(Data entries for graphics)
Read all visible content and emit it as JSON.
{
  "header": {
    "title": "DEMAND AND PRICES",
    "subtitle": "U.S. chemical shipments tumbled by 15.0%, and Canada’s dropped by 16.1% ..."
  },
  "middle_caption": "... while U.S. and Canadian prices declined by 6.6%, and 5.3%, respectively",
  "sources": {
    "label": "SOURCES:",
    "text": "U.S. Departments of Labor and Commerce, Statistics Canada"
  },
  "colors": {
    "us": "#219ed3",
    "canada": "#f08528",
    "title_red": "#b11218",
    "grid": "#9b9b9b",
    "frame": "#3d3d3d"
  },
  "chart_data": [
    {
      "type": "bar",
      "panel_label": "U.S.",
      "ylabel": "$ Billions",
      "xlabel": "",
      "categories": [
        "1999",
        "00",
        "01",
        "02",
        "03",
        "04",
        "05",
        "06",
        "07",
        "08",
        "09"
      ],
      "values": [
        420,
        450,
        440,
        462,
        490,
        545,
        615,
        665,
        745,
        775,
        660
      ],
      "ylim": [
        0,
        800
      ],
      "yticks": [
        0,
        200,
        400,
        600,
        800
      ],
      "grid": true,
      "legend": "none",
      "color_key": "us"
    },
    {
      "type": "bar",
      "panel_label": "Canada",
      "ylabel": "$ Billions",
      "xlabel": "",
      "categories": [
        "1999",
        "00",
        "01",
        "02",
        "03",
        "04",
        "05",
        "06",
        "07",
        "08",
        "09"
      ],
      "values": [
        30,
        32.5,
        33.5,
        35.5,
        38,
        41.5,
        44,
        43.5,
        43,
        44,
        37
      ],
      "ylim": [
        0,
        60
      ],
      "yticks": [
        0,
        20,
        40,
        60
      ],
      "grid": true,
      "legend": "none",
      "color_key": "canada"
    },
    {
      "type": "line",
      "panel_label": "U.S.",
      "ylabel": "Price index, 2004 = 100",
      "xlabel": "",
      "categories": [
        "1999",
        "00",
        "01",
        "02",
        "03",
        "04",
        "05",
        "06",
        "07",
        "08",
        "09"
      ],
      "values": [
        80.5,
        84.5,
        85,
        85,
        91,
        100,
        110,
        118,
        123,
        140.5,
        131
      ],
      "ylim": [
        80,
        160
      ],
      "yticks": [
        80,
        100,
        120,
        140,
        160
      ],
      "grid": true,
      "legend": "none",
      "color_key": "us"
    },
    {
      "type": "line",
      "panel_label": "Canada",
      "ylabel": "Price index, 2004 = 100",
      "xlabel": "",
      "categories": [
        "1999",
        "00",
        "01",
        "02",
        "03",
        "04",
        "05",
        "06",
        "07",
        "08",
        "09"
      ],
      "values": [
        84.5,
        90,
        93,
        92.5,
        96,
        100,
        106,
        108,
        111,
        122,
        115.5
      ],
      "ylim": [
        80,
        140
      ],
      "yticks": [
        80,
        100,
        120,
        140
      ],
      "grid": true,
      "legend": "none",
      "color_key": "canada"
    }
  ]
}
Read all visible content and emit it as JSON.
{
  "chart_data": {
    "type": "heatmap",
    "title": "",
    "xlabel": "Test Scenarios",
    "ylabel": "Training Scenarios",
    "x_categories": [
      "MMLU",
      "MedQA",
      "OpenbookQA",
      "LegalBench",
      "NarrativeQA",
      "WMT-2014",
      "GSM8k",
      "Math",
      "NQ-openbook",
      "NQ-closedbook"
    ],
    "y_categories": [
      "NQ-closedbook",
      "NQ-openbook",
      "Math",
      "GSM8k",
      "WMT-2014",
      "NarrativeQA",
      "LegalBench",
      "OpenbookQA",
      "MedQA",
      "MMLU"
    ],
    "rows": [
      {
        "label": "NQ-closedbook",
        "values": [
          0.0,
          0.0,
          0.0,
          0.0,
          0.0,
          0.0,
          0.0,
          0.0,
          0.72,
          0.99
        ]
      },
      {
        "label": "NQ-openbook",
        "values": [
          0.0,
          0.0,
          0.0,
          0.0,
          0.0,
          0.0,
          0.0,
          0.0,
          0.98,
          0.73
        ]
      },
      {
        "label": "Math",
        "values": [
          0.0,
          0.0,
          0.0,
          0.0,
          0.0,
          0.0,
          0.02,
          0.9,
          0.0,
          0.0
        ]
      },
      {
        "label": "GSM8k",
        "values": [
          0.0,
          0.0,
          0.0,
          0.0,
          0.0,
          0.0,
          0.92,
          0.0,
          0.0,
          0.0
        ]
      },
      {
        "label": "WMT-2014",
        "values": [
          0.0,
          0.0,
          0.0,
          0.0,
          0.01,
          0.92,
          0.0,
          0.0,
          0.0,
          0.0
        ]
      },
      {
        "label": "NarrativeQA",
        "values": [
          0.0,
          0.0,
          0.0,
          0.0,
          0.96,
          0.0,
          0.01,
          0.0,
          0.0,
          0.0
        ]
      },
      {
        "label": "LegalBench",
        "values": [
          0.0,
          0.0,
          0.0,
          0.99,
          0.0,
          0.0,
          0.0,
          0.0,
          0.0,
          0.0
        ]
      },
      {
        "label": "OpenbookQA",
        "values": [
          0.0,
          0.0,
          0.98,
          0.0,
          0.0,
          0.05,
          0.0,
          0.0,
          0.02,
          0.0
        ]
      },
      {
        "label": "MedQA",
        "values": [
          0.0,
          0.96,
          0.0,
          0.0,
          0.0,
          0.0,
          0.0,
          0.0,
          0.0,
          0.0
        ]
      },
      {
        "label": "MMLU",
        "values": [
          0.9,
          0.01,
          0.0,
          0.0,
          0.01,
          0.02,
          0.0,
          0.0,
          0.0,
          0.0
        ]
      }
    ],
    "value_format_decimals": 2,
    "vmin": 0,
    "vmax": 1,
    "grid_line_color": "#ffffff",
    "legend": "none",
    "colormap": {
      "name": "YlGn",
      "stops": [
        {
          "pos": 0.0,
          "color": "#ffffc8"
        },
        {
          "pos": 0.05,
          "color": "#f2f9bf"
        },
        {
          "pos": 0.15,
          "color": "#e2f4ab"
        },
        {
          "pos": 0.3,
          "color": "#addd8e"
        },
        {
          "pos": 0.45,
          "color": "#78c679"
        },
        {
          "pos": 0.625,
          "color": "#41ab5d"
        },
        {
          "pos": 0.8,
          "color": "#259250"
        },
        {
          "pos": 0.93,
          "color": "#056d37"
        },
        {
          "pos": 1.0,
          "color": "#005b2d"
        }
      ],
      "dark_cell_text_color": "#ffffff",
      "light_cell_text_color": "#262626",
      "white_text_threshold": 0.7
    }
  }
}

● **Aim of the exercise**: Output every entry shown above, exactly.

● **Written response**:
Read all visible content and emit it as JSON.
{
  "header": {
    "title": "DEMAND AND PRICES",
    "subtitle": "U.S. chemical shipments tumbled by 15.0%, and Canada’s dropped by 16.1% ..."
  },
  "middle_caption": "... while U.S. and Canadian prices declined by 6.6%, and 5.3%, respectively",
  "sources": {
    "label": "SOURCES:",
    "text": "U.S. Departments of Labor and Commerce, Statistics Canada"
  },
  "colors": {
    "us": "#219ed3",
    "canada": "#f08528",
    "title_red": "#b11218",
    "grid": "#9b9b9b",
    "frame": "#3d3d3d"
  },
  "chart_data": [
    {
      "type": "bar",
      "panel_label": "U.S.",
      "ylabel": "$ Billions",
      "xlabel": "",
      "categories": [
        "1999",
        "00",
        "01",
        "02",
        "03",
        "04",
        "05",
        "06",
        "07",
        "08",
        "09"
      ],
      "values": [
        420,
        450,
        440,
        462,
        490,
        545,
        615,
        665,
        745,
        775,
        660
      ],
      "ylim": [
        0,
        800
      ],
      "yticks": [
        0,
        200,
        400,
        600,
        800
      ],
      "grid": true,
      "legend": "none",
      "color_key": "us"
    },
    {
      "type": "bar",
      "panel_label": "Canada",
      "ylabel": "$ Billions",
      "xlabel": "",
      "categories": [
        "1999",
        "00",
        "01",
        "02",
        "03",
        "04",
        "05",
        "06",
        "07",
        "08",
        "09"
      ],
      "values": [
        30,
        32.5,
        33.5,
        35.5,
        38,
        41.5,
        44,
        43.5,
        43,
        44,
        37
      ],
      "ylim": [
        0,
        60
      ],
      "yticks": [
        0,
        20,
        40,
        60
      ],
      "grid": true,
      "legend": "none",
      "color_key": "canada"
    },
    {
      "type": "line",
      "panel_label": "U.S.",
      "ylabel": "Price index, 2004 = 100",
      "xlabel": "",
      "categories": [
        "1999",
        "00",
        "01",
        "02",
        "03",
        "04",
        "05",
        "06",
        "07",
        "08",
        "09"
      ],
      "values": [
        80.5,
        84.5,
        85,
        85,
        91,
        100,
        110,
        118,
        123,
        140.5,
        131
      ],
      "ylim": [
        80,
        160
      ],
      "yticks": [
        80,
        100,
        120,
        140,
        160
      ],
      "grid": true,
      "legend": "none",
      "color_key": "us"
    },
    {
      "type": "line",
      "panel_label": "Canada",
      "ylabel": "Price index, 2004 = 100",
      "xlabel": "",
      "categories": [
        "1999",
        "00",
        "01",
        "02",
        "03",
        "04",
        "05",
        "06",
        "07",
        "08",
        "09"
      ],
      "values": [
        84.5,
        90,
        93,
        92.5,
        96,
        100,
        106,
        108,
        111,
        122,
        115.5
      ],
      "ylim": [
        80,
        140
      ],
      "yticks": [
        80,
        100,
        120,
        140
      ],
      "grid": true,
      "legend": "none",
      "color_key": "canada"
    }
  ]
}
Read all visible content and emit it as JSON.
{
  "chart_data": {
    "type": "heatmap",
    "title": "",
    "xlabel": "Test Scenarios",
    "ylabel": "Training Scenarios",
    "x_categories": [
      "MMLU",
      "MedQA",
      "OpenbookQA",
      "LegalBench",
      "NarrativeQA",
      "WMT-2014",
      "GSM8k",
      "Math",
      "NQ-openbook",
      "NQ-closedbook"
    ],
    "y_categories": [
      "NQ-closedbook",
      "NQ-openbook",
      "Math",
      "GSM8k",
      "WMT-2014",
      "NarrativeQA",
      "LegalBench",
      "OpenbookQA",
      "MedQA",
      "MMLU"
    ],
    "rows": [
      {
        "label": "NQ-closedbook",
        "values": [
          0.0,
          0.0,
          0.0,
          0.0,
          0.0,
          0.0,
          0.0,
          0.0,
          0.72,
          0.99
        ]
      },
      {
        "label": "NQ-openbook",
        "values": [
          0.0,
          0.0,
          0.0,
          0.0,
          0.0,
          0.0,
          0.0,
          0.0,
          0.98,
          0.73
        ]
      },
      {
        "label": "Math",
        "values": [
          0.0,
          0.0,
          0.0,
          0.0,
          0.0,
          0.0,
          0.02,
          0.9,
          0.0,
          0.0
        ]
      },
      {
        "label": "GSM8k",
        "values": [
          0.0,
          0.0,
          0.0,
          0.0,
          0.0,
          0.0,
          0.92,
          0.0,
          0.0,
          0.0
        ]
      },
      {
        "label": "WMT-2014",
        "values": [
          0.0,
          0.0,
          0.0,
          0.0,
          0.01,
          0.92,
          0.0,
          0.0,
          0.0,
          0.0
        ]
      },
      {
        "label": "NarrativeQA",
        "values": [
          0.0,
          0.0,
          0.0,
          0.0,
          0.96,
          0.0,
          0.01,
          0.0,
          0.0,
          0.0
        ]
      },
      {
        "label": "LegalBench",
        "values": [
          0.0,
          0.0,
          0.0,
          0.99,
          0.0,
          0.0,
          0.0,
          0.0,
          0.0,
          0.0
        ]
      },
      {
        "label": "OpenbookQA",
        "values": [
          0.0,
          0.0,
          0.98,
          0.0,
          0.0,
          0.05,
          0.0,
          0.0,
          0.02,
          0.0
        ]
      },
      {
        "label": "MedQA",
        "values": [
          0.0,
          0.96,
          0.0,
          0.0,
          0.0,
          0.0,
          0.0,
          0.0,
          0.0,
          0.0
        ]
      },
      {
        "label": "MMLU",
        "values": [
          0.9,
          0.01,
          0.0,
          0.0,
          0.01,
          0.02,
          0.0,
          0.0,
          0.0,
          0.0
        ]
      }
    ],
    "value_format_decimals": 2,
    "vmin": 0,
    "vmax": 1,
    "grid_line_color": "#ffffff",
    "legend": "none",
    "colormap": {
      "name": "YlGn",
      "stops": [
        {
          "pos": 0.0,
          "color": "#ffffc8"
        },
        {
          "pos": 0.05,
          "color": "#f2f9bf"
        },
        {
          "pos": 0.15,
          "color": "#e2f4ab"
        },
        {
          "pos": 0.3,
          "color": "#addd8e"
        },
        {
          "pos": 0.45,
          "color": "#78c679"
        },
        {
          "pos": 0.625,
          "color": "#41ab5d"
        },
        {
          "pos": 0.8,
          "color": "#259250"
        },
        {
          "pos": 0.93,
          "color": "#056d37"
        },
        {
          "pos": 1.0,
          "color": "#005b2d"
        }
      ],
      "dark_cell_text_color": "#ffffff",
      "light_cell_text_color": "#262626",
      "white_text_threshold": 0.7
    }
  }
}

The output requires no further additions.